Embora fermentadores de menor porte sejam aplicáveis em projetos fora do Brasil, para plantas no nosso país temos projetado fermentadores com volumes na faixa de 1.000 a 3.000 m³.

São reatores com dimensões consideráveis e que, considerando-se que são vasos de pressão trabalhando acima de pressão atmosférica e sob risco de serem submetidos a uma pressão negativa (vácuo), devem ser projetados com a utilização de softwares específicos para esta finalidade, os quais possibilitam a emissão dos memoriais de cálculo detalhados que as normas técnicas exigem.

Os projetos de fabricação e de instalação devem atender às exigências pelo menos das Normas NR-13 (projeto de vasos de pressão) e NBR-8800 (projeto de estruturas), além de várias outras mais específicas.

Em condições normais de operação a pressão positiva nos fermentadores é decorrente da perda de carga nas tubulações de gás carbônico e nas torres de recuperação de etanol (TRE), que “lavam” o gás carbônico antes de ser lançado na atmosfera. Já a pressão negativa nos fermentadores pode ser decorrente de procedimentos inadequados durante esvaziamentos e limpezas, entre dois ciclos fermentativos ou durante serviços de manutenção.

Com relação à pressão positiva nos vasos, a perda de carga nas tubulações depende naturalmente dos diâmetros e dos traçados das linhas, mas tipicamente encontra-se na faixa entre 40 e 60 mm.c.a..

As primeiras TRE’s tinham enchimentos com anéis “Pall” e eram projetadas com perdas de carga entre 300 e 400 mm.c.a.. Mais recentemente passaram a ser oferecidos pelos fabricantes projetos de TRE’s com bandejas do tipo “válvula” ou do tipo “calota”, com a justificativa de se obter uma melhor recuperação de etanol, mas com perda de carga entre 700 e 800 mm.c.a..

....

Pedido:
Transcreva na íntegra, sem qualquer alteração, o trecho sobre o projeto de fermentadores. As linhas abaixo vêm de uma fonte distinta deste trecho.

Linhas de dados:
....

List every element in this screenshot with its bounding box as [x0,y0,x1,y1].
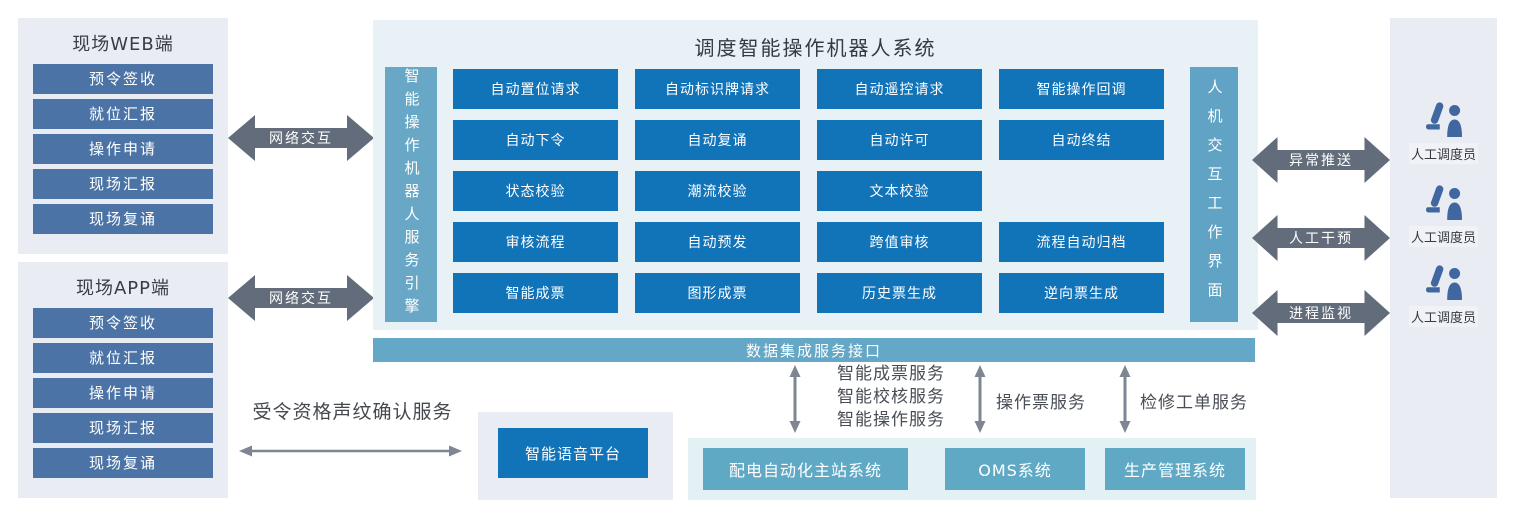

....

Solução:
Embora fermentadores de menor porte sejam aplicáveis em projetos fora do Brasil, para plantas no nosso país temos projetado fermentadores com volumes na faixa de 1.000 a 3.000 m³.

São reatores com dimensões consideráveis e que, considerando-se que são vasos de pressão trabalhando acima de pressão atmosférica e sob risco de serem submetidos a uma pressão negativa (vácuo), devem ser projetados com a utilização de softwares específicos para esta finalidade, os quais possibilitam a emissão dos memoriais de cálculo detalhados que as normas técnicas exigem.

Os projetos de fabricação e de instalação devem atender às exigências pelo menos das Normas NR-13 (projeto de vasos de pressão) e NBR-8800 (projeto de estruturas), além de várias outras mais específicas.

Em condições normais de operação a pressão positiva nos fermentadores é decorrente da perda de carga nas tubulações de gás carbônico e nas torres de recuperação de etanol (TRE), que “lavam” o gás carbônico antes de ser lançado na atmosfera. Já a pressão negativa nos fermentadores pode ser decorrente de procedimentos inadequados durante esvaziamentos e limpezas, entre dois ciclos fermentativos ou durante serviços de manutenção.

Com relação à pressão positiva nos vasos, a perda de carga nas tubulações depende naturalmente dos diâmetros e dos traçados das linhas, mas tipicamente encontra-se na faixa entre 40 e 60 mm.c.a..

As primeiras TRE’s tinham enchimentos com anéis “Pall” e eram projetadas com perdas de carga entre 300 e 400 mm.c.a.. Mais recentemente passaram a ser oferecidos pelos fabricantes projetos de TRE’s com bandejas do tipo “válvula” ou do tipo “calota”, com a justificativa de se obter uma melhor recuperação de etanol, mas com perda de carga entre 700 e 800 mm.c.a..